Written instruction. Gather every line in the records below that contains the word "balls".

The data.
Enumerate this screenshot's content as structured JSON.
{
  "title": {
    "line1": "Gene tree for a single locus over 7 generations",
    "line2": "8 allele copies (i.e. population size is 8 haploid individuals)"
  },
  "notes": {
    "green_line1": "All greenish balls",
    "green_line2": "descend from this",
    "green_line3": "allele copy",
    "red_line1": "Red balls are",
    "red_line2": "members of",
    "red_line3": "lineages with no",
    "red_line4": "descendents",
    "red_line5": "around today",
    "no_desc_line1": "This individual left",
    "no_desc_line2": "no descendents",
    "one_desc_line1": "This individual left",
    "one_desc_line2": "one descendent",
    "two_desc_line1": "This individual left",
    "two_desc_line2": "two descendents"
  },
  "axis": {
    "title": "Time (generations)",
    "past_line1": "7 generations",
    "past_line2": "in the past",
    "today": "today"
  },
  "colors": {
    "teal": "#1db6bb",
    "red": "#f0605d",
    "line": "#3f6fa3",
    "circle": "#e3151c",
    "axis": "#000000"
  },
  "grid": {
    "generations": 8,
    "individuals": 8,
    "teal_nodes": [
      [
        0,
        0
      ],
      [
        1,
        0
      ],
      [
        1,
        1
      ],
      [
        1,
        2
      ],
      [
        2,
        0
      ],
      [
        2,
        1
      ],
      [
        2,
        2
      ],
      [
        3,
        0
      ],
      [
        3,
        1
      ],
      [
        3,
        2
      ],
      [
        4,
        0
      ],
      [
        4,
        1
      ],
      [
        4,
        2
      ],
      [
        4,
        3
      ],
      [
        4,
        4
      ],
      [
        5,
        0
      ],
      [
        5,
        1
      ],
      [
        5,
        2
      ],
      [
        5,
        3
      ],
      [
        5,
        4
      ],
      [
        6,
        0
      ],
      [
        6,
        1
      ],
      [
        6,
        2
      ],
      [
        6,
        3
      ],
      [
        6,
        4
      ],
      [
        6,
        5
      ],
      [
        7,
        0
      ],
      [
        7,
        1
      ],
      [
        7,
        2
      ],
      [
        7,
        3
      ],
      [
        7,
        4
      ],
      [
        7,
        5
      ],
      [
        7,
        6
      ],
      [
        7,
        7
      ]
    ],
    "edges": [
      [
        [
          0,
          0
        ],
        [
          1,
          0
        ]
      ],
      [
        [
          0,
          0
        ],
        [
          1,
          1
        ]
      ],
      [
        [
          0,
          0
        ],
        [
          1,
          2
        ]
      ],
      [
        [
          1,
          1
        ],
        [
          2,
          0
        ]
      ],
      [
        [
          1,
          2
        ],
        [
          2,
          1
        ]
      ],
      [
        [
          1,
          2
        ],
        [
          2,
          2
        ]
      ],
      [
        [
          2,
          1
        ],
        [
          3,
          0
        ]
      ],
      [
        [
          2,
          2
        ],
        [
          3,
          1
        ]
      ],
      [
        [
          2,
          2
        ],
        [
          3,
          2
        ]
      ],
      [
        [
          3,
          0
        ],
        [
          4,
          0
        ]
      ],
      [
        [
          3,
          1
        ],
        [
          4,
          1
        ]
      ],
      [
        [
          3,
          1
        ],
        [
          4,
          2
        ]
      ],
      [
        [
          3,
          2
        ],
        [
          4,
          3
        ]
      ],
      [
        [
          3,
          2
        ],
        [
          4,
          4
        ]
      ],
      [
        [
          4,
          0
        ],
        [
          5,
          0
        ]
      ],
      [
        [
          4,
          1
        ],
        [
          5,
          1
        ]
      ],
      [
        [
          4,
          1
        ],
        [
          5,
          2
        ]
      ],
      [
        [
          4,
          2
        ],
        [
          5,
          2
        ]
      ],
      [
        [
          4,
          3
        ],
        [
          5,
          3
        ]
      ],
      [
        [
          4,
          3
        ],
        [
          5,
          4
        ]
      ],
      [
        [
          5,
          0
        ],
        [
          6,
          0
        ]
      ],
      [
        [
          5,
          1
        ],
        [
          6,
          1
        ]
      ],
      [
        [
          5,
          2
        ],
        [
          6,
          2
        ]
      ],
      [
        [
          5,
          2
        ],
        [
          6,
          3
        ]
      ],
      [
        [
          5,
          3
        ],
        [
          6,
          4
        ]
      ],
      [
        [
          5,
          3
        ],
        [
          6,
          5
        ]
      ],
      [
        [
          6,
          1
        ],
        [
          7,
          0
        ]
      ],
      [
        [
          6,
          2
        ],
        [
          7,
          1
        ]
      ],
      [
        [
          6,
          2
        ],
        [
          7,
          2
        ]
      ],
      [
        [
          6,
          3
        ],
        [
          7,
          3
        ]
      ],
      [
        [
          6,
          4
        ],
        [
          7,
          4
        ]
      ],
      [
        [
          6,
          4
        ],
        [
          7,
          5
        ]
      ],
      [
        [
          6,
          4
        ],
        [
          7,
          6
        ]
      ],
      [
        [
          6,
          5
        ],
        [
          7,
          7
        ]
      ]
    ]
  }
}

Exercise answer.
    "green_line1": "All greenish balls",
    "red_line1": "Red balls are",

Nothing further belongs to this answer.